── Given entries ──

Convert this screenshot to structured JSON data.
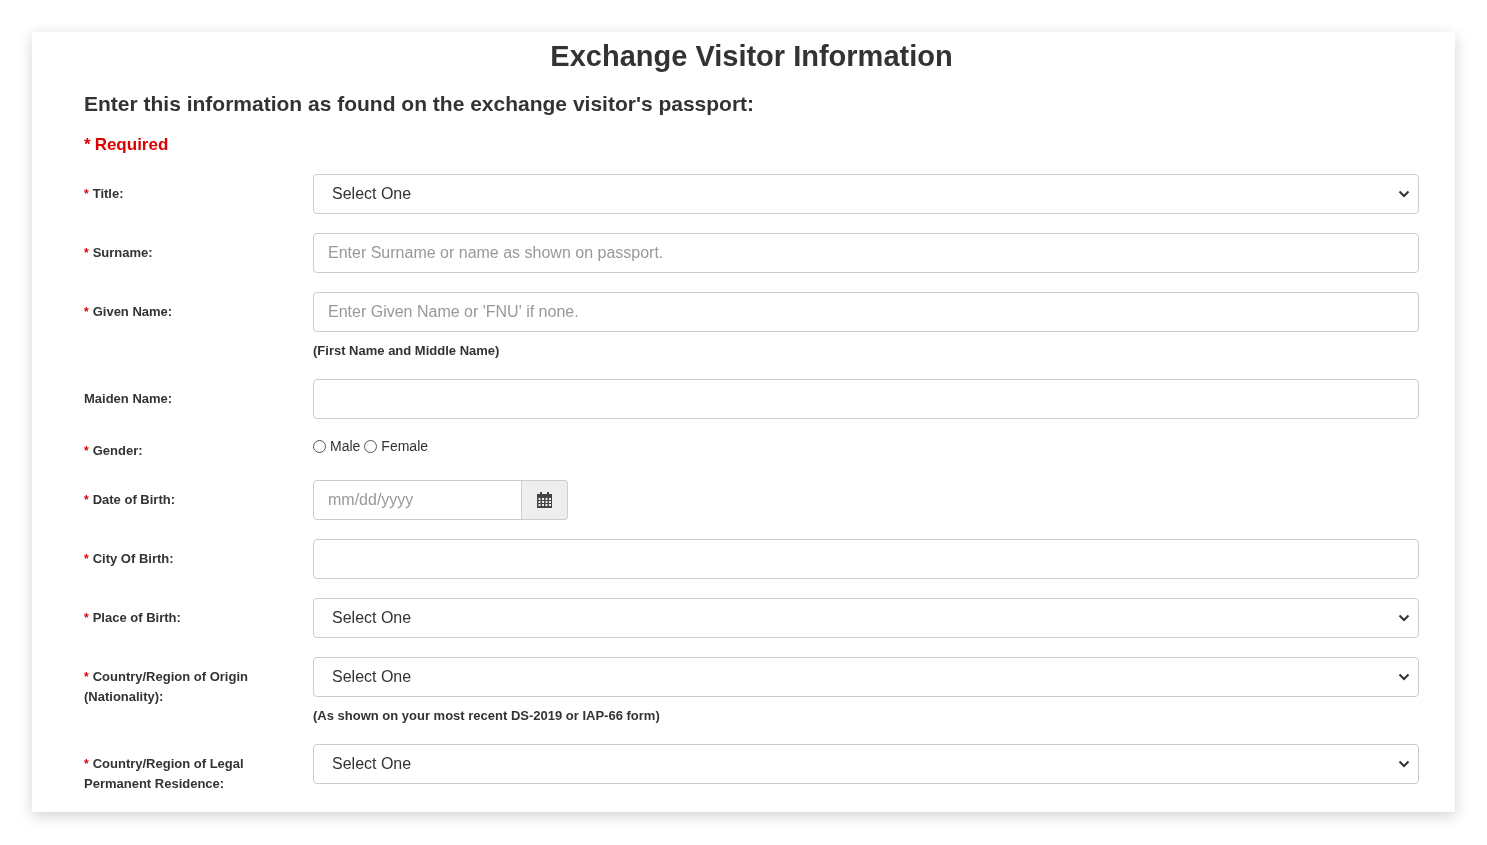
{
  "title": "Exchange Visitor Information",
  "subtitle": "Enter this information as found on the exchange visitor's passport:",
  "required_mark": "*",
  "required_legend": "Required",
  "fields": [
    {
      "kind": "select",
      "label": "Title:",
      "required": true,
      "value": "Select One"
    },
    {
      "kind": "text",
      "label": "Surname:",
      "required": true,
      "placeholder": "Enter Surname or name as shown on passport."
    },
    {
      "kind": "text",
      "label": "Given Name:",
      "required": true,
      "placeholder": "Enter Given Name or 'FNU' if none.",
      "hint": "(First Name and Middle Name)"
    },
    {
      "kind": "text",
      "label": "Maiden Name:",
      "required": false
    },
    {
      "kind": "radio",
      "label": "Gender:",
      "required": true,
      "options": [
        {
          "label": "Male",
          "selected": false
        },
        {
          "label": "Female",
          "selected": false
        }
      ]
    },
    {
      "kind": "date",
      "label": "Date of Birth:",
      "required": true,
      "placeholder": "mm/dd/yyyy"
    },
    {
      "kind": "text",
      "label": "City Of Birth:",
      "required": true
    },
    {
      "kind": "select",
      "label": "Place of Birth:",
      "required": true,
      "value": "Select One"
    },
    {
      "kind": "select",
      "label": "Country/Region of Origin (Nationality):",
      "required": true,
      "value": "Select One",
      "hint": "(As shown on your most recent DS-2019 or IAP-66 form)"
    },
    {
      "kind": "select",
      "label": "Country/Region of Legal Permanent Residence:",
      "required": true,
      "value": "Select One"
    }
  ]
}
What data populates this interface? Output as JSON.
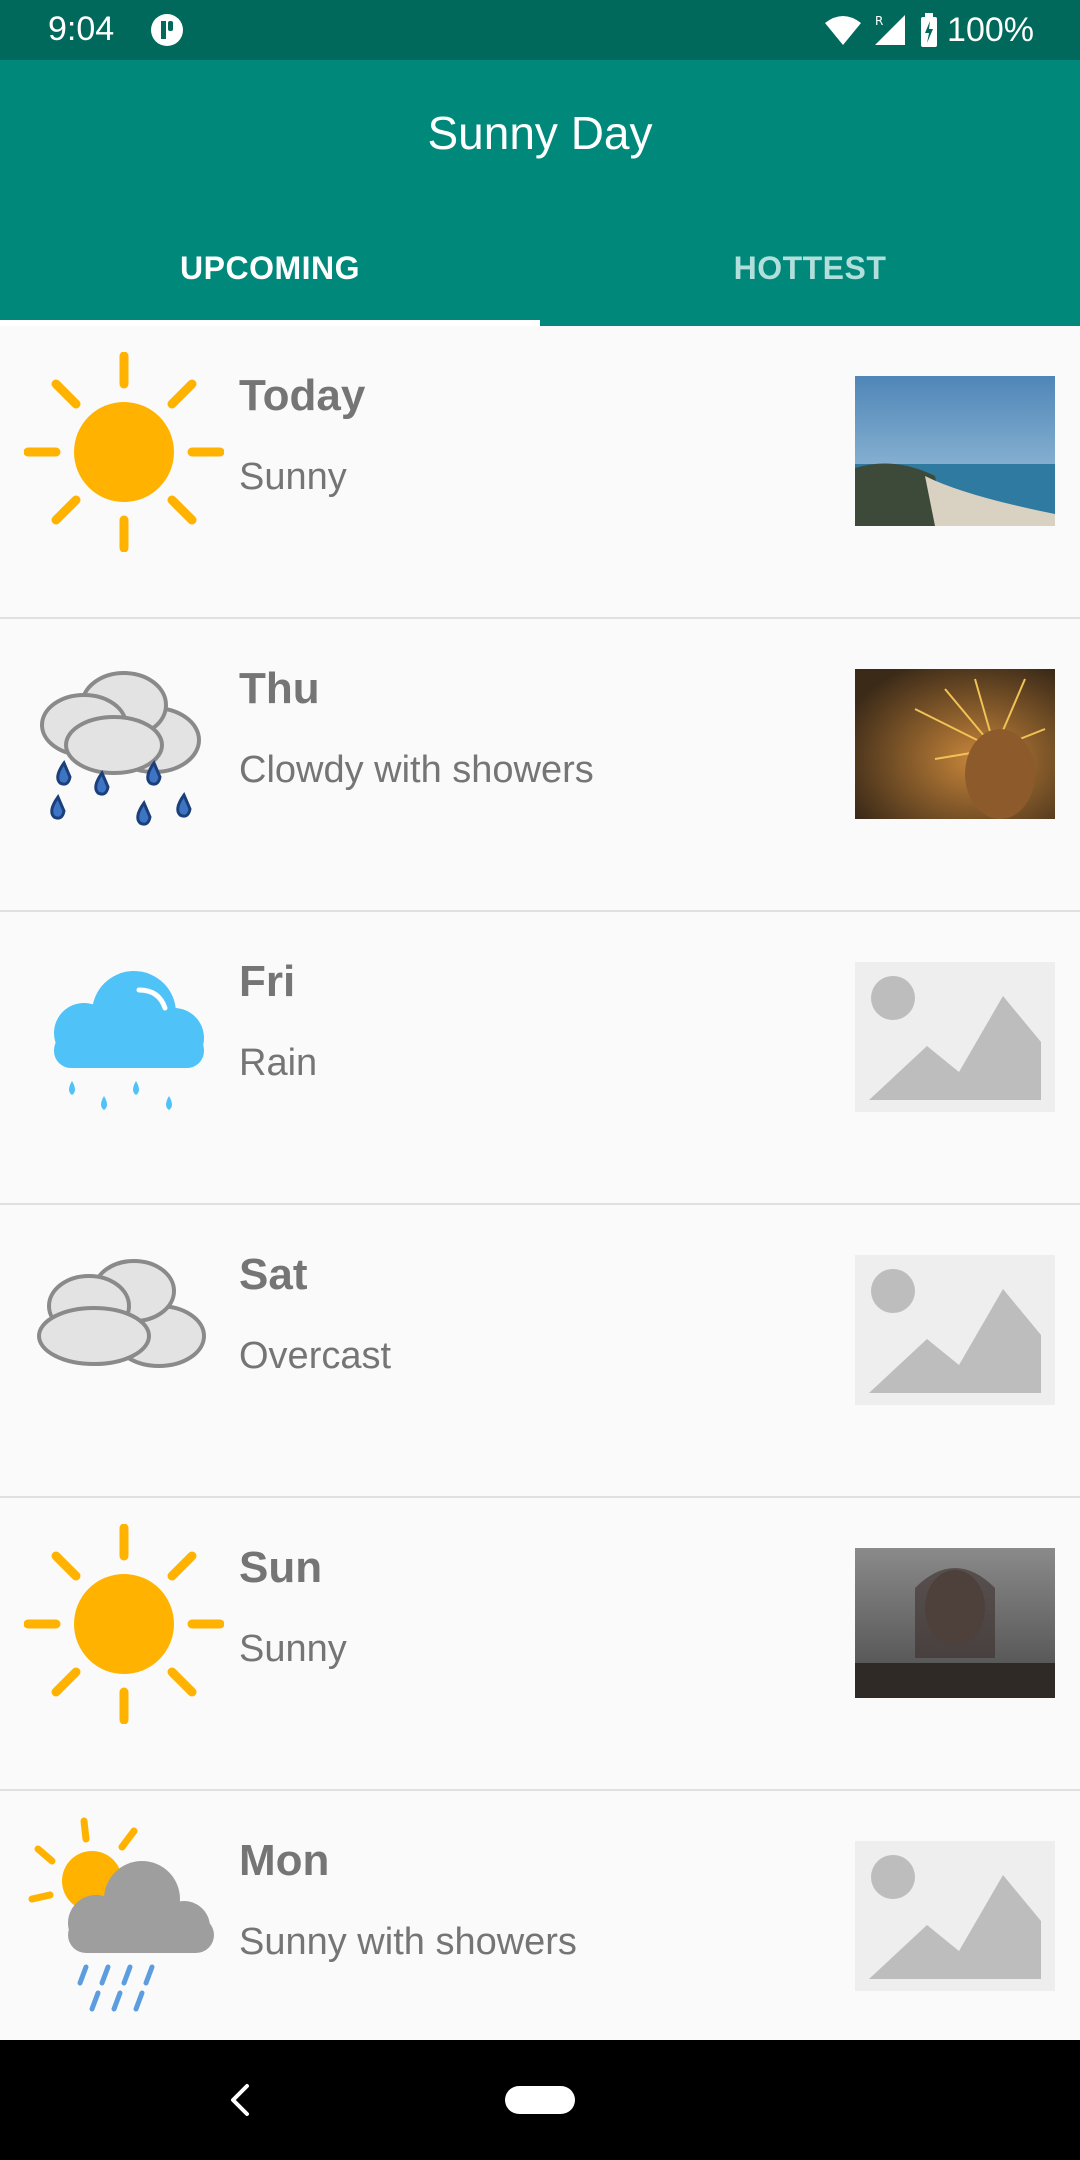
{
  "status_bar": {
    "time": "9:04",
    "battery": "100%"
  },
  "app_bar": {
    "title": "Sunny Day"
  },
  "tabs": [
    {
      "label": "UPCOMING",
      "active": true
    },
    {
      "label": "HOTTEST",
      "active": false
    }
  ],
  "forecast": [
    {
      "day": "Today",
      "description": "Sunny",
      "icon": "sun-icon",
      "thumbnail": "coastline-photo"
    },
    {
      "day": "Thu",
      "description": "Clowdy with showers",
      "icon": "cloud-showers-icon",
      "thumbnail": "cactus-photo"
    },
    {
      "day": "Fri",
      "description": "Rain",
      "icon": "rain-cloud-icon",
      "thumbnail": "image-placeholder-icon"
    },
    {
      "day": "Sat",
      "description": "Overcast",
      "icon": "overcast-icon",
      "thumbnail": "image-placeholder-icon"
    },
    {
      "day": "Sun",
      "description": "Sunny",
      "icon": "sun-icon",
      "thumbnail": "portrait-photo"
    },
    {
      "day": "Mon",
      "description": "Sunny with showers",
      "icon": "sun-cloud-rain-icon",
      "thumbnail": "image-placeholder-icon"
    }
  ],
  "colors": {
    "status_bar": "#00695c",
    "app_bar": "#00897b",
    "tab_inactive": "#b2dfdb",
    "text_secondary": "#757575"
  }
}
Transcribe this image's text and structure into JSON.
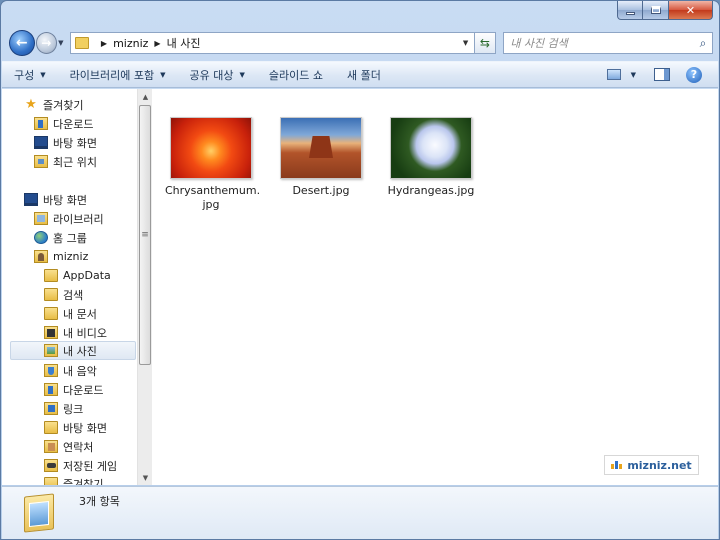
{
  "address": {
    "crumbs": [
      "mizniz",
      "내 사진"
    ],
    "search_placeholder": "내 사진 검색"
  },
  "toolbar": {
    "organize": "구성",
    "include_library": "라이브러리에 포함",
    "share": "공유 대상",
    "slideshow": "슬라이드 쇼",
    "new_folder": "새 폴더"
  },
  "nav": {
    "favorites": "즐겨찾기",
    "fav_downloads": "다운로드",
    "fav_desktop": "바탕 화면",
    "fav_recent": "최근 위치",
    "desktop": "바탕 화면",
    "libraries": "라이브러리",
    "homegroup": "홈 그룹",
    "user": "mizniz",
    "appdata": "AppData",
    "searches": "검색",
    "documents": "내 문서",
    "videos": "내 비디오",
    "pictures": "내 사진",
    "music": "내 음악",
    "downloads": "다운로드",
    "links": "링크",
    "user_desktop": "바탕 화면",
    "contacts": "연락처",
    "saved_games": "저장된 게임",
    "user_favorites": "즐겨찾기"
  },
  "files": [
    {
      "name_line1": "Chrysanthemum.",
      "name_line2": "jpg"
    },
    {
      "name_line1": "Desert.jpg"
    },
    {
      "name_line1": "Hydrangeas.jpg"
    }
  ],
  "watermark": "mizniz.net",
  "status": {
    "item_count": "3개 항목"
  }
}
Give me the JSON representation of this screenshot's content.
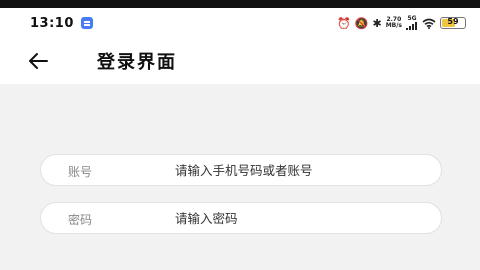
{
  "status_bar": {
    "time": "13:10",
    "network_speed_value": "2.70",
    "network_speed_unit": "MB/s",
    "signal_label": "5G",
    "battery_level": "59",
    "battery_fraction": 0.59
  },
  "header": {
    "title": "登录界面"
  },
  "form": {
    "account": {
      "label": "账号",
      "placeholder": "请输入手机号码或者账号"
    },
    "password": {
      "label": "密码",
      "placeholder": "请输入密码"
    }
  }
}
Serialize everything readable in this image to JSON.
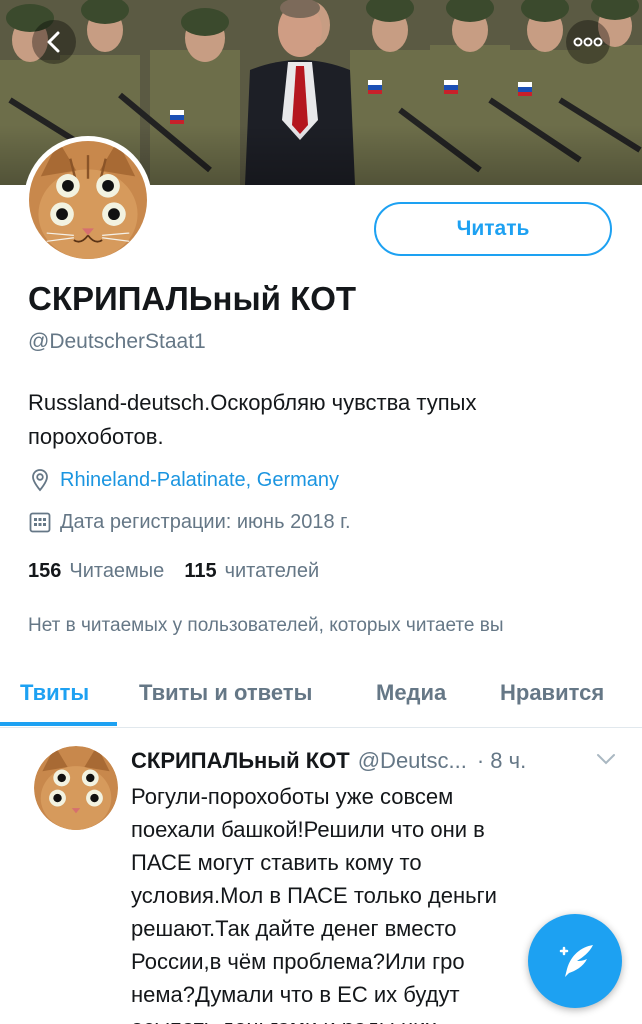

───

--- Exercise task ---
Using the records above, select and copy every line that has the word "false".

--- Output of the exercise ---
      "required": false
          "selected": false
          "selected": false
      "active": false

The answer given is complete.